[Dataset rows about figures]
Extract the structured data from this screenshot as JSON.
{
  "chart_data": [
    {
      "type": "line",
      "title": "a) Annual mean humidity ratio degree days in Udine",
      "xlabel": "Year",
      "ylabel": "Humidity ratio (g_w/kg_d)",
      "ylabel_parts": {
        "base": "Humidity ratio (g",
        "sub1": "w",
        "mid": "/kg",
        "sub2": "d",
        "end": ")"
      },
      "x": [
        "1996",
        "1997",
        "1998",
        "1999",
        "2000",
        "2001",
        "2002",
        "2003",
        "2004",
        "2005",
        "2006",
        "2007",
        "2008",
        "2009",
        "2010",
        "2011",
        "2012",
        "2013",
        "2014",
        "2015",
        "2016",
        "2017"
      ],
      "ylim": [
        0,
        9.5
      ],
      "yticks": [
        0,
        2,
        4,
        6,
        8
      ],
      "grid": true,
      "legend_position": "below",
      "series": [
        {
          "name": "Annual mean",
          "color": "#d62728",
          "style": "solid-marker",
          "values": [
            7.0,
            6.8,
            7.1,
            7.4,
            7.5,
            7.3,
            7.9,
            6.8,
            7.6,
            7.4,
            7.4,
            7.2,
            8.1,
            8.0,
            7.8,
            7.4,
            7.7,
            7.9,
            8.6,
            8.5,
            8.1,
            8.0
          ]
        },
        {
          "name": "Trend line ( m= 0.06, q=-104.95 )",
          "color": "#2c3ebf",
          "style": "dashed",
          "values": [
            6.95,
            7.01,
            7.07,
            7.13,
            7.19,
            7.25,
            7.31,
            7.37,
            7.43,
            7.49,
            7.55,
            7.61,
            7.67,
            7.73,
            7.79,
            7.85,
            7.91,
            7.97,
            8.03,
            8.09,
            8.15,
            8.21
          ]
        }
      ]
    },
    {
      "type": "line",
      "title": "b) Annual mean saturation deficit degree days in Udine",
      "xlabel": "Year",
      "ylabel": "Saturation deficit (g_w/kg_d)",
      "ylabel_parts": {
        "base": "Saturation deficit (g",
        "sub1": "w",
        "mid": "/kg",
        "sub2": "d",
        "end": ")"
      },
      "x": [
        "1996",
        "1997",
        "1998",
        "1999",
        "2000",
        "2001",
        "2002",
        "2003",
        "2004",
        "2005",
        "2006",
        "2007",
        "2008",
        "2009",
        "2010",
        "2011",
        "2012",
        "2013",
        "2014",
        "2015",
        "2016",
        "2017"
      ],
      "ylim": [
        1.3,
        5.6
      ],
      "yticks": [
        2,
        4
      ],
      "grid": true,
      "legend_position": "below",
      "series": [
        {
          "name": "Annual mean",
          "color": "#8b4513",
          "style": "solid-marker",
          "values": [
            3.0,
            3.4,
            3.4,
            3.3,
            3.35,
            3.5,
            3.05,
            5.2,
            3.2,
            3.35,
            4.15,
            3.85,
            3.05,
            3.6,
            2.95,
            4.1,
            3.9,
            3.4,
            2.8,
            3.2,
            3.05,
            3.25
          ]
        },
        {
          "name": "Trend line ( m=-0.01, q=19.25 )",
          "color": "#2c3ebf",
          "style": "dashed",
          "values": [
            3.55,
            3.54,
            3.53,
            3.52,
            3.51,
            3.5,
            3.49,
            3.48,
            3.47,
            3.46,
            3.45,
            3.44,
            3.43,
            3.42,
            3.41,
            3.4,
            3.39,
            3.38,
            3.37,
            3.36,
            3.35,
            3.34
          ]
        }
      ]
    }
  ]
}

**Exercise goal:** Above are some records. Count the lines among them with the word "color", and answer with the number only.

**Solution to this task:** 4